DATASET RECORDS: Begin

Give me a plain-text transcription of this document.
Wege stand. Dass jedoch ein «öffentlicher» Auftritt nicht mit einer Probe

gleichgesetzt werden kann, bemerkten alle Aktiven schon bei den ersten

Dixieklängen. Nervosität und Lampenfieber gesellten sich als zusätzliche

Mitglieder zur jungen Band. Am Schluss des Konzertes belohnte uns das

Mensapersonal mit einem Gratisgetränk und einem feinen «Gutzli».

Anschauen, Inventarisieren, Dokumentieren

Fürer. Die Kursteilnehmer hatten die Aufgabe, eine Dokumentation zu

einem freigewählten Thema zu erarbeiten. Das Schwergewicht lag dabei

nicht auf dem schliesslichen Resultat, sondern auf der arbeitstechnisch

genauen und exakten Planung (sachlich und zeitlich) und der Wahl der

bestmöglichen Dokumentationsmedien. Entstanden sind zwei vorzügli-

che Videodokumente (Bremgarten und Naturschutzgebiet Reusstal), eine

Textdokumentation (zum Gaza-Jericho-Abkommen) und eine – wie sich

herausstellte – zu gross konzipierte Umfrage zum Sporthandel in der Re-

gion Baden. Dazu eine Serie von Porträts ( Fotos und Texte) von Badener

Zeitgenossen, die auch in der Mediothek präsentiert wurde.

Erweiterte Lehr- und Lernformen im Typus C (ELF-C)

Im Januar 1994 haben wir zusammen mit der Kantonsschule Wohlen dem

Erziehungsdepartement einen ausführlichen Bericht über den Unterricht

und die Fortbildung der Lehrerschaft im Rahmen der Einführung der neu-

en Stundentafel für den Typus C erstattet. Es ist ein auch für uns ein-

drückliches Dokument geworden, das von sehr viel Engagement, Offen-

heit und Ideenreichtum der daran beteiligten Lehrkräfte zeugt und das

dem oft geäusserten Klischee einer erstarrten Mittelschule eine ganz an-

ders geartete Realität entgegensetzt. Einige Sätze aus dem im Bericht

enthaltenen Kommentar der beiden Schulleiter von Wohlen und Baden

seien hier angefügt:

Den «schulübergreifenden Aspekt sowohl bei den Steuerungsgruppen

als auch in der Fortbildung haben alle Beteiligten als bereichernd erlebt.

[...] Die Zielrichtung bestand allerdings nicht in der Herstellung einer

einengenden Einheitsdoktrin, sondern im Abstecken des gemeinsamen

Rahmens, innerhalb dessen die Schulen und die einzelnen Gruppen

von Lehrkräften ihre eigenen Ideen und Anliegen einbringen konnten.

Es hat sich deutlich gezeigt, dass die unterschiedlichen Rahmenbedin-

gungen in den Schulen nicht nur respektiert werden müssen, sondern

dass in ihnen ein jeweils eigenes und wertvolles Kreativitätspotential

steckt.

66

DATASET RECORDS: End

PROBLEM -> Transcribe the listing above exactly as shown.

YOUR SOLUTION ->
Give me a plain-text transcription of this document.
Wege stand. Dass jedoch ein «öffentlicher» Auftritt nicht mit einer Probe

gleichgesetzt werden kann, bemerkten alle Aktiven schon bei den ersten

Dixieklängen. Nervosität und Lampenfieber gesellten sich als zusätzliche

Mitglieder zur jungen Band. Am Schluss des Konzertes belohnte uns das

Mensapersonal mit einem Gratisgetränk und einem feinen «Gutzli».

Anschauen, Inventarisieren, Dokumentieren

Fürer. Die Kursteilnehmer hatten die Aufgabe, eine Dokumentation zu

einem freigewählten Thema zu erarbeiten. Das Schwergewicht lag dabei

nicht auf dem schliesslichen Resultat, sondern auf der arbeitstechnisch

genauen und exakten Planung (sachlich und zeitlich) und der Wahl der

bestmöglichen Dokumentationsmedien. Entstanden sind zwei vorzügli-

che Videodokumente (Bremgarten und Naturschutzgebiet Reusstal), eine

Textdokumentation (zum Gaza-Jericho-Abkommen) und eine – wie sich

herausstellte – zu gross konzipierte Umfrage zum Sporthandel in der Re-

gion Baden. Dazu eine Serie von Porträts ( Fotos und Texte) von Badener

Zeitgenossen, die auch in der Mediothek präsentiert wurde.

Erweiterte Lehr- und Lernformen im Typus C (ELF-C)

Im Januar 1994 haben wir zusammen mit der Kantonsschule Wohlen dem

Erziehungsdepartement einen ausführlichen Bericht über den Unterricht

und die Fortbildung der Lehrerschaft im Rahmen der Einführung der neu-

en Stundentafel für den Typus C erstattet. Es ist ein auch für uns ein-

drückliches Dokument geworden, das von sehr viel Engagement, Offen-

heit und Ideenreichtum der daran beteiligten Lehrkräfte zeugt und das

dem oft geäusserten Klischee einer erstarrten Mittelschule eine ganz an-

ders geartete Realität entgegensetzt. Einige Sätze aus dem im Bericht

enthaltenen Kommentar der beiden Schulleiter von Wohlen und Baden

seien hier angefügt:

Den «schulübergreifenden Aspekt sowohl bei den Steuerungsgruppen

als auch in der Fortbildung haben alle Beteiligten als bereichernd erlebt.

[...] Die Zielrichtung bestand allerdings nicht in der Herstellung einer

einengenden Einheitsdoktrin, sondern im Abstecken des gemeinsamen

Rahmens, innerhalb dessen die Schulen und die einzelnen Gruppen

von Lehrkräften ihre eigenen Ideen und Anliegen einbringen konnten.

Es hat sich deutlich gezeigt, dass die unterschiedlichen Rahmenbedin-

gungen in den Schulen nicht nur respektiert werden müssen, sondern

dass in ihnen ein jeweils eigenes und wertvolles Kreativitätspotential

steckt.

66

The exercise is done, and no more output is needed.